Set each entry down verbatim, omitting images.

### Dataset
#####

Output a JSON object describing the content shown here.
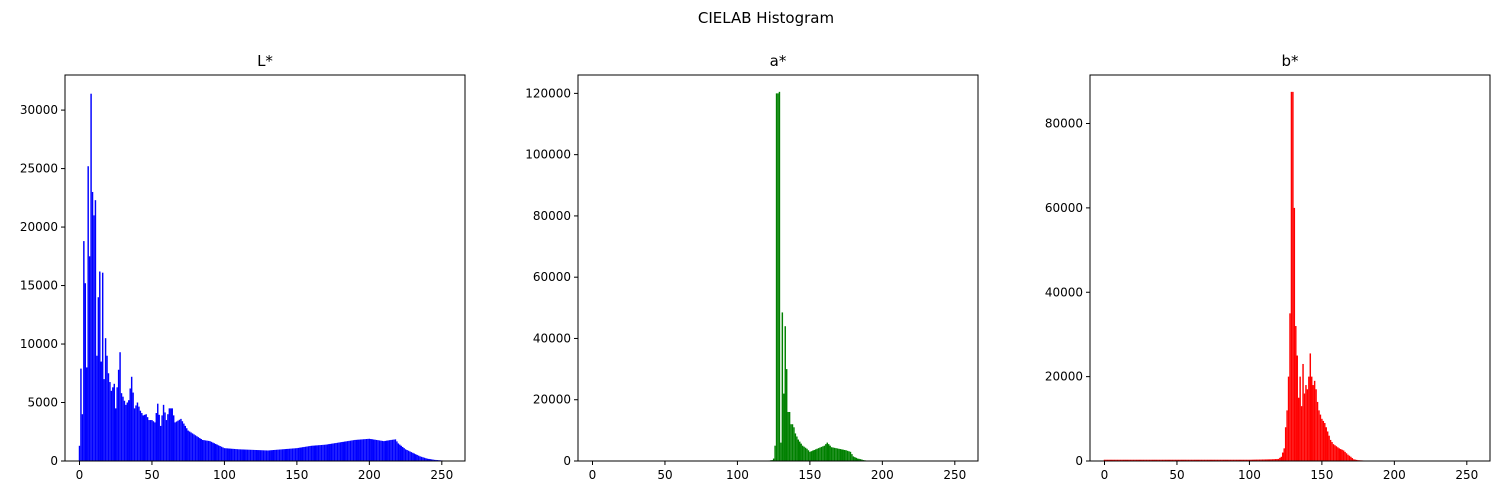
{
  "figure": {
    "suptitle": "CIELAB Histogram"
  },
  "chart_data": [
    {
      "type": "bar",
      "title": "L*",
      "color": "#0000ff",
      "xlim": [
        -10,
        266
      ],
      "ylim": [
        0,
        33000
      ],
      "xticks": [
        0,
        50,
        100,
        150,
        200,
        250
      ],
      "yticks": [
        0,
        5000,
        10000,
        15000,
        20000,
        25000,
        30000
      ],
      "grid": false,
      "anchors": [
        [
          0,
          1300
        ],
        [
          1,
          7900
        ],
        [
          2,
          4000
        ],
        [
          3,
          18800
        ],
        [
          4,
          15200
        ],
        [
          5,
          8000
        ],
        [
          6,
          25200
        ],
        [
          7,
          17500
        ],
        [
          8,
          31400
        ],
        [
          9,
          23000
        ],
        [
          10,
          21000
        ],
        [
          11,
          22300
        ],
        [
          12,
          9000
        ],
        [
          13,
          14000
        ],
        [
          14,
          16200
        ],
        [
          15,
          8500
        ],
        [
          16,
          16100
        ],
        [
          17,
          7000
        ],
        [
          18,
          10500
        ],
        [
          20,
          7500
        ],
        [
          22,
          6000
        ],
        [
          24,
          6600
        ],
        [
          25,
          4500
        ],
        [
          26,
          6300
        ],
        [
          28,
          9300
        ],
        [
          29,
          5800
        ],
        [
          30,
          5500
        ],
        [
          32,
          4800
        ],
        [
          34,
          5200
        ],
        [
          36,
          7200
        ],
        [
          38,
          4500
        ],
        [
          40,
          5000
        ],
        [
          42,
          4300
        ],
        [
          44,
          3900
        ],
        [
          46,
          4000
        ],
        [
          48,
          3500
        ],
        [
          50,
          3500
        ],
        [
          52,
          3300
        ],
        [
          54,
          4900
        ],
        [
          56,
          3000
        ],
        [
          58,
          4800
        ],
        [
          60,
          3500
        ],
        [
          62,
          4500
        ],
        [
          64,
          4500
        ],
        [
          66,
          3300
        ],
        [
          70,
          3600
        ],
        [
          75,
          2600
        ],
        [
          80,
          2200
        ],
        [
          85,
          1800
        ],
        [
          90,
          1700
        ],
        [
          95,
          1400
        ],
        [
          100,
          1100
        ],
        [
          110,
          1000
        ],
        [
          120,
          950
        ],
        [
          130,
          900
        ],
        [
          140,
          1000
        ],
        [
          150,
          1100
        ],
        [
          160,
          1300
        ],
        [
          170,
          1400
        ],
        [
          180,
          1600
        ],
        [
          190,
          1800
        ],
        [
          200,
          1900
        ],
        [
          205,
          1800
        ],
        [
          210,
          1700
        ],
        [
          215,
          1800
        ],
        [
          218,
          1850
        ],
        [
          220,
          1500
        ],
        [
          225,
          1000
        ],
        [
          230,
          700
        ],
        [
          235,
          400
        ],
        [
          240,
          200
        ],
        [
          245,
          100
        ],
        [
          250,
          50
        ],
        [
          255,
          10
        ]
      ]
    },
    {
      "type": "bar",
      "title": "a*",
      "color": "#008000",
      "xlim": [
        -10,
        266
      ],
      "ylim": [
        0,
        126000
      ],
      "xticks": [
        0,
        50,
        100,
        150,
        200,
        250
      ],
      "yticks": [
        0,
        20000,
        40000,
        60000,
        80000,
        100000,
        120000
      ],
      "grid": false,
      "anchors": [
        [
          0,
          0
        ],
        [
          100,
          0
        ],
        [
          120,
          50
        ],
        [
          124,
          300
        ],
        [
          125,
          800
        ],
        [
          126,
          5000
        ],
        [
          127,
          120000
        ],
        [
          128,
          120000
        ],
        [
          129,
          120500
        ],
        [
          130,
          6000
        ],
        [
          131,
          48500
        ],
        [
          132,
          22000
        ],
        [
          133,
          44000
        ],
        [
          134,
          30000
        ],
        [
          135,
          16000
        ],
        [
          136,
          16000
        ],
        [
          137,
          12000
        ],
        [
          138,
          12000
        ],
        [
          139,
          11000
        ],
        [
          140,
          9000
        ],
        [
          142,
          7000
        ],
        [
          145,
          5000
        ],
        [
          148,
          4000
        ],
        [
          150,
          3000
        ],
        [
          155,
          4000
        ],
        [
          160,
          5000
        ],
        [
          162,
          6000
        ],
        [
          165,
          4500
        ],
        [
          170,
          4000
        ],
        [
          175,
          3500
        ],
        [
          178,
          3000
        ],
        [
          180,
          1500
        ],
        [
          183,
          800
        ],
        [
          185,
          600
        ],
        [
          187,
          300
        ],
        [
          190,
          100
        ],
        [
          195,
          20
        ],
        [
          200,
          0
        ],
        [
          255,
          0
        ]
      ]
    },
    {
      "type": "bar",
      "title": "b*",
      "color": "#ff0000",
      "xlim": [
        -10,
        266
      ],
      "ylim": [
        0,
        91500
      ],
      "xticks": [
        0,
        50,
        100,
        150,
        200,
        250
      ],
      "yticks": [
        0,
        20000,
        40000,
        60000,
        80000
      ],
      "grid": false,
      "anchors": [
        [
          0,
          300
        ],
        [
          100,
          300
        ],
        [
          115,
          400
        ],
        [
          120,
          500
        ],
        [
          122,
          1000
        ],
        [
          124,
          3000
        ],
        [
          125,
          8000
        ],
        [
          126,
          12000
        ],
        [
          127,
          20000
        ],
        [
          128,
          35000
        ],
        [
          129,
          87500
        ],
        [
          130,
          87500
        ],
        [
          131,
          60000
        ],
        [
          132,
          32000
        ],
        [
          133,
          25000
        ],
        [
          134,
          15000
        ],
        [
          135,
          20000
        ],
        [
          136,
          13000
        ],
        [
          137,
          23000
        ],
        [
          138,
          16000
        ],
        [
          139,
          18000
        ],
        [
          140,
          17000
        ],
        [
          141,
          20000
        ],
        [
          142,
          25500
        ],
        [
          143,
          20000
        ],
        [
          144,
          18000
        ],
        [
          145,
          19000
        ],
        [
          146,
          17000
        ],
        [
          147,
          14000
        ],
        [
          148,
          12000
        ],
        [
          150,
          10000
        ],
        [
          152,
          9000
        ],
        [
          154,
          7000
        ],
        [
          156,
          5000
        ],
        [
          158,
          4000
        ],
        [
          160,
          3500
        ],
        [
          162,
          3000
        ],
        [
          165,
          2500
        ],
        [
          168,
          1500
        ],
        [
          170,
          1000
        ],
        [
          172,
          400
        ],
        [
          175,
          200
        ],
        [
          180,
          100
        ],
        [
          190,
          0
        ],
        [
          255,
          0
        ]
      ]
    }
  ]
}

#####

### Final result
Output a JSON object describing the content shown here.
{
  "figure": {
    "suptitle": "CIELAB Histogram"
  },
  "chart_data": [
    {
      "type": "bar",
      "title": "L*",
      "color": "#0000ff",
      "xlim": [
        -10,
        266
      ],
      "ylim": [
        0,
        33000
      ],
      "xticks": [
        0,
        50,
        100,
        150,
        200,
        250
      ],
      "yticks": [
        0,
        5000,
        10000,
        15000,
        20000,
        25000,
        30000
      ],
      "grid": false,
      "anchors": [
        [
          0,
          1300
        ],
        [
          1,
          7900
        ],
        [
          2,
          4000
        ],
        [
          3,
          18800
        ],
        [
          4,
          15200
        ],
        [
          5,
          8000
        ],
        [
          6,
          25200
        ],
        [
          7,
          17500
        ],
        [
          8,
          31400
        ],
        [
          9,
          23000
        ],
        [
          10,
          21000
        ],
        [
          11,
          22300
        ],
        [
          12,
          9000
        ],
        [
          13,
          14000
        ],
        [
          14,
          16200
        ],
        [
          15,
          8500
        ],
        [
          16,
          16100
        ],
        [
          17,
          7000
        ],
        [
          18,
          10500
        ],
        [
          20,
          7500
        ],
        [
          22,
          6000
        ],
        [
          24,
          6600
        ],
        [
          25,
          4500
        ],
        [
          26,
          6300
        ],
        [
          28,
          9300
        ],
        [
          29,
          5800
        ],
        [
          30,
          5500
        ],
        [
          32,
          4800
        ],
        [
          34,
          5200
        ],
        [
          36,
          7200
        ],
        [
          38,
          4500
        ],
        [
          40,
          5000
        ],
        [
          42,
          4300
        ],
        [
          44,
          3900
        ],
        [
          46,
          4000
        ],
        [
          48,
          3500
        ],
        [
          50,
          3500
        ],
        [
          52,
          3300
        ],
        [
          54,
          4900
        ],
        [
          56,
          3000
        ],
        [
          58,
          4800
        ],
        [
          60,
          3500
        ],
        [
          62,
          4500
        ],
        [
          64,
          4500
        ],
        [
          66,
          3300
        ],
        [
          70,
          3600
        ],
        [
          75,
          2600
        ],
        [
          80,
          2200
        ],
        [
          85,
          1800
        ],
        [
          90,
          1700
        ],
        [
          95,
          1400
        ],
        [
          100,
          1100
        ],
        [
          110,
          1000
        ],
        [
          120,
          950
        ],
        [
          130,
          900
        ],
        [
          140,
          1000
        ],
        [
          150,
          1100
        ],
        [
          160,
          1300
        ],
        [
          170,
          1400
        ],
        [
          180,
          1600
        ],
        [
          190,
          1800
        ],
        [
          200,
          1900
        ],
        [
          205,
          1800
        ],
        [
          210,
          1700
        ],
        [
          215,
          1800
        ],
        [
          218,
          1850
        ],
        [
          220,
          1500
        ],
        [
          225,
          1000
        ],
        [
          230,
          700
        ],
        [
          235,
          400
        ],
        [
          240,
          200
        ],
        [
          245,
          100
        ],
        [
          250,
          50
        ],
        [
          255,
          10
        ]
      ]
    },
    {
      "type": "bar",
      "title": "a*",
      "color": "#008000",
      "xlim": [
        -10,
        266
      ],
      "ylim": [
        0,
        126000
      ],
      "xticks": [
        0,
        50,
        100,
        150,
        200,
        250
      ],
      "yticks": [
        0,
        20000,
        40000,
        60000,
        80000,
        100000,
        120000
      ],
      "grid": false,
      "anchors": [
        [
          0,
          0
        ],
        [
          100,
          0
        ],
        [
          120,
          50
        ],
        [
          124,
          300
        ],
        [
          125,
          800
        ],
        [
          126,
          5000
        ],
        [
          127,
          120000
        ],
        [
          128,
          120000
        ],
        [
          129,
          120500
        ],
        [
          130,
          6000
        ],
        [
          131,
          48500
        ],
        [
          132,
          22000
        ],
        [
          133,
          44000
        ],
        [
          134,
          30000
        ],
        [
          135,
          16000
        ],
        [
          136,
          16000
        ],
        [
          137,
          12000
        ],
        [
          138,
          12000
        ],
        [
          139,
          11000
        ],
        [
          140,
          9000
        ],
        [
          142,
          7000
        ],
        [
          145,
          5000
        ],
        [
          148,
          4000
        ],
        [
          150,
          3000
        ],
        [
          155,
          4000
        ],
        [
          160,
          5000
        ],
        [
          162,
          6000
        ],
        [
          165,
          4500
        ],
        [
          170,
          4000
        ],
        [
          175,
          3500
        ],
        [
          178,
          3000
        ],
        [
          180,
          1500
        ],
        [
          183,
          800
        ],
        [
          185,
          600
        ],
        [
          187,
          300
        ],
        [
          190,
          100
        ],
        [
          195,
          20
        ],
        [
          200,
          0
        ],
        [
          255,
          0
        ]
      ]
    },
    {
      "type": "bar",
      "title": "b*",
      "color": "#ff0000",
      "xlim": [
        -10,
        266
      ],
      "ylim": [
        0,
        91500
      ],
      "xticks": [
        0,
        50,
        100,
        150,
        200,
        250
      ],
      "yticks": [
        0,
        20000,
        40000,
        60000,
        80000
      ],
      "grid": false,
      "anchors": [
        [
          0,
          300
        ],
        [
          100,
          300
        ],
        [
          115,
          400
        ],
        [
          120,
          500
        ],
        [
          122,
          1000
        ],
        [
          124,
          3000
        ],
        [
          125,
          8000
        ],
        [
          126,
          12000
        ],
        [
          127,
          20000
        ],
        [
          128,
          35000
        ],
        [
          129,
          87500
        ],
        [
          130,
          87500
        ],
        [
          131,
          60000
        ],
        [
          132,
          32000
        ],
        [
          133,
          25000
        ],
        [
          134,
          15000
        ],
        [
          135,
          20000
        ],
        [
          136,
          13000
        ],
        [
          137,
          23000
        ],
        [
          138,
          16000
        ],
        [
          139,
          18000
        ],
        [
          140,
          17000
        ],
        [
          141,
          20000
        ],
        [
          142,
          25500
        ],
        [
          143,
          20000
        ],
        [
          144,
          18000
        ],
        [
          145,
          19000
        ],
        [
          146,
          17000
        ],
        [
          147,
          14000
        ],
        [
          148,
          12000
        ],
        [
          150,
          10000
        ],
        [
          152,
          9000
        ],
        [
          154,
          7000
        ],
        [
          156,
          5000
        ],
        [
          158,
          4000
        ],
        [
          160,
          3500
        ],
        [
          162,
          3000
        ],
        [
          165,
          2500
        ],
        [
          168,
          1500
        ],
        [
          170,
          1000
        ],
        [
          172,
          400
        ],
        [
          175,
          200
        ],
        [
          180,
          100
        ],
        [
          190,
          0
        ],
        [
          255,
          0
        ]
      ]
    }
  ]
}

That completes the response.